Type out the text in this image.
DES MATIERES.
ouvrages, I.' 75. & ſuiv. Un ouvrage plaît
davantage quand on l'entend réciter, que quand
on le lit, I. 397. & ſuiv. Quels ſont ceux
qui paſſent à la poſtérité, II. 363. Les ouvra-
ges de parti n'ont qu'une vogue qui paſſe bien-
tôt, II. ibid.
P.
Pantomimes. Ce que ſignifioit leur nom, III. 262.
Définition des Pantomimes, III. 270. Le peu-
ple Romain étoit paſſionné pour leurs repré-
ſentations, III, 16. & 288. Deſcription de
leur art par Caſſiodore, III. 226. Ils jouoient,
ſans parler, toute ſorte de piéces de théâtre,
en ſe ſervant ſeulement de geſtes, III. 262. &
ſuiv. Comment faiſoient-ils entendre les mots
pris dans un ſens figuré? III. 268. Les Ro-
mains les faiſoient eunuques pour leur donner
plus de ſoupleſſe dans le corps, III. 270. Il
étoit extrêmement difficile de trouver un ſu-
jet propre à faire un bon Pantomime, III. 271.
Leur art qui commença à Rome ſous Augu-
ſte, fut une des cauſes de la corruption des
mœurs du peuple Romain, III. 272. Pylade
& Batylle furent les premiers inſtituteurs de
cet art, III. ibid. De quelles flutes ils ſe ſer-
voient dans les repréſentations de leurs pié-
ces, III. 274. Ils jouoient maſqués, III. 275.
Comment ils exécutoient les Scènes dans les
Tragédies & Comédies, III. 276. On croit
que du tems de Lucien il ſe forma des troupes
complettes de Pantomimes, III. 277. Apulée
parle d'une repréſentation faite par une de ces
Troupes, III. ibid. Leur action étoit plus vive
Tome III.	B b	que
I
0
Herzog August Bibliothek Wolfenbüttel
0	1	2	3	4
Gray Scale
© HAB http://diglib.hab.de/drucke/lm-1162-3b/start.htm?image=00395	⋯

■ ■ ■ ■ ■ ■ ■

> [GIVEN TASK]: Copy every record exactly, with nothing added or dropped.

> [SOLUTION TO THE PROBLEM]:
Type out the text in this image.
DES MATIERES.
ouvrages, I.' 75. & ſuiv. Un ouvrage plaît
davantage quand on l'entend réciter, que quand
on le lit, I. 397. & ſuiv. Quels ſont ceux
qui paſſent à la poſtérité, II. 363. Les ouvra-
ges de parti n'ont qu'une vogue qui paſſe bien-
tôt, II. ibid.
P.
Pantomimes. Ce que ſignifioit leur nom, III. 262.
Définition des Pantomimes, III. 270. Le peu-
ple Romain étoit paſſionné pour leurs repré-
ſentations, III, 16. & 288. Deſcription de
leur art par Caſſiodore, III. 226. Ils jouoient,
ſans parler, toute ſorte de piéces de théâtre,
en ſe ſervant ſeulement de geſtes, III. 262. &
ſuiv. Comment faiſoient-ils entendre les mots
pris dans un ſens figuré? III. 268. Les Ro-
mains les faiſoient eunuques pour leur donner
plus de ſoupleſſe dans le corps, III. 270. Il
étoit extrêmement difficile de trouver un ſu-
jet propre à faire un bon Pantomime, III. 271.
Leur art qui commença à Rome ſous Augu-
ſte, fut une des cauſes de la corruption des
mœurs du peuple Romain, III. 272. Pylade
& Batylle furent les premiers inſtituteurs de
cet art, III. ibid. De quelles flutes ils ſe ſer-
voient dans les repréſentations de leurs pié-
ces, III. 274. Ils jouoient maſqués, III. 275.
Comment ils exécutoient les Scènes dans les
Tragédies & Comédies, III. 276. On croit
que du tems de Lucien il ſe forma des troupes
complettes de Pantomimes, III. 277. Apulée
parle d'une repréſentation faite par une de ces
Troupes, III. ibid. Leur action étoit plus vive
Tome III.	B b	que
I
0
Herzog August Bibliothek Wolfenbüttel
0	1	2	3	4
Gray Scale
© HAB http://diglib.hab.de/drucke/lm-1162-3b/start.htm?image=00395	⋯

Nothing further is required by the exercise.